What you have to do — What number of lines contain the word "name"? Reply with the number and nothing else.

Materials provided —
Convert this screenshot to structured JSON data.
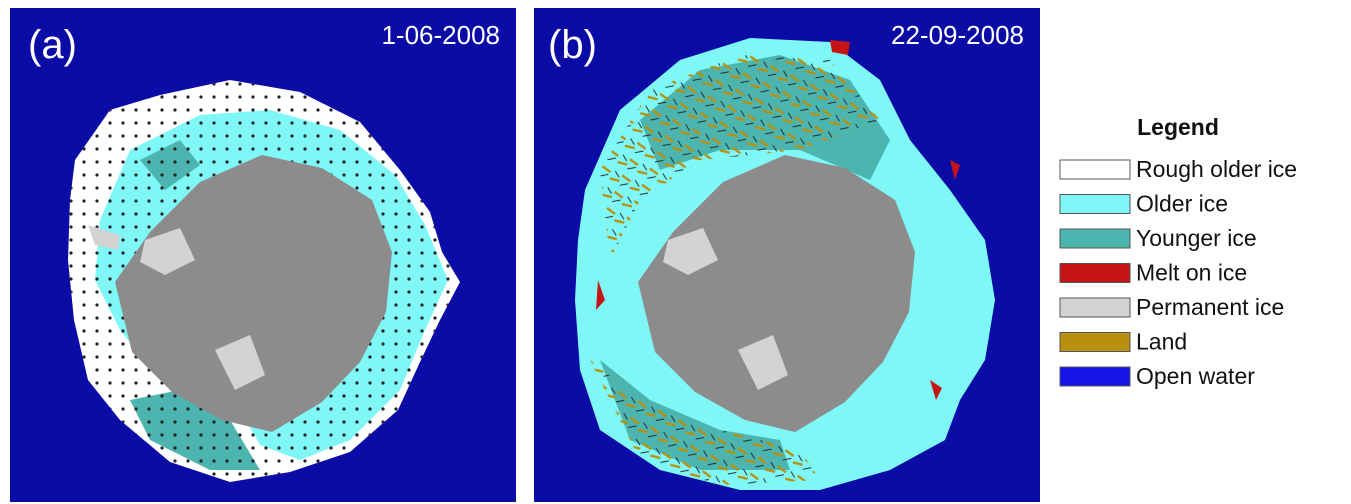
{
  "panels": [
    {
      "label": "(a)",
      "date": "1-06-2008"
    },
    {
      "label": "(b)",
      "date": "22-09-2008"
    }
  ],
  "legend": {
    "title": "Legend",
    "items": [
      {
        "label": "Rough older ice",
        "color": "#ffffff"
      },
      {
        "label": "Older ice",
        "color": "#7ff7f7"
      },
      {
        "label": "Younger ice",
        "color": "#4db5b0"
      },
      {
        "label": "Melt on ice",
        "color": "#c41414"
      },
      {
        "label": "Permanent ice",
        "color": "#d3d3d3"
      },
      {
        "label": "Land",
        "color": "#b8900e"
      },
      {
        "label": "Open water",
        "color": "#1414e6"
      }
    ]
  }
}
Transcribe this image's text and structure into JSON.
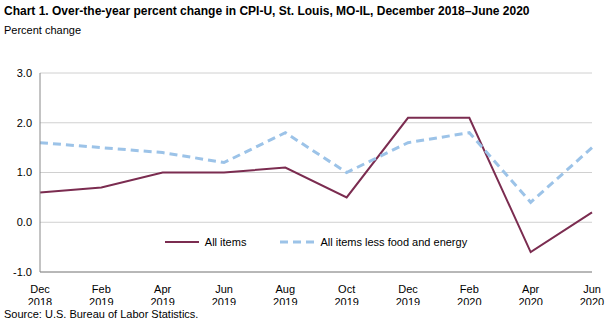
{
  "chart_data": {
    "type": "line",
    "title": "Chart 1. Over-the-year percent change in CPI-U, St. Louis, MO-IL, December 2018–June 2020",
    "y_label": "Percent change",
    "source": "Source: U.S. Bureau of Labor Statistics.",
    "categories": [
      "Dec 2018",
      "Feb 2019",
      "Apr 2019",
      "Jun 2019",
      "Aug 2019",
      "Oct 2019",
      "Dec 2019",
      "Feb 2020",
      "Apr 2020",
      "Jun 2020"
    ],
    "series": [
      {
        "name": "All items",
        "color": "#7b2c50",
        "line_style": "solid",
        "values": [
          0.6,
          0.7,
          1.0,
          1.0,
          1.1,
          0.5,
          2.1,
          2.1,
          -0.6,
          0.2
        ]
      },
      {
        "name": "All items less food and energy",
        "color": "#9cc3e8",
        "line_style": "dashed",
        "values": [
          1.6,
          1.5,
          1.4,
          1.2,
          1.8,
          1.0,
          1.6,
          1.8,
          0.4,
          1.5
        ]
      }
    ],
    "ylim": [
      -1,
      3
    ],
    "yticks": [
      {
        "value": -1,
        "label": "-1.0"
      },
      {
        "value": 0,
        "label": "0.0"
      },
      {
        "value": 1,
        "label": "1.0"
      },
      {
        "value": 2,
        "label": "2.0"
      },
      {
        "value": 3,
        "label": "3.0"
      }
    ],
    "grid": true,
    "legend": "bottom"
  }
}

Solution to this exercise — 2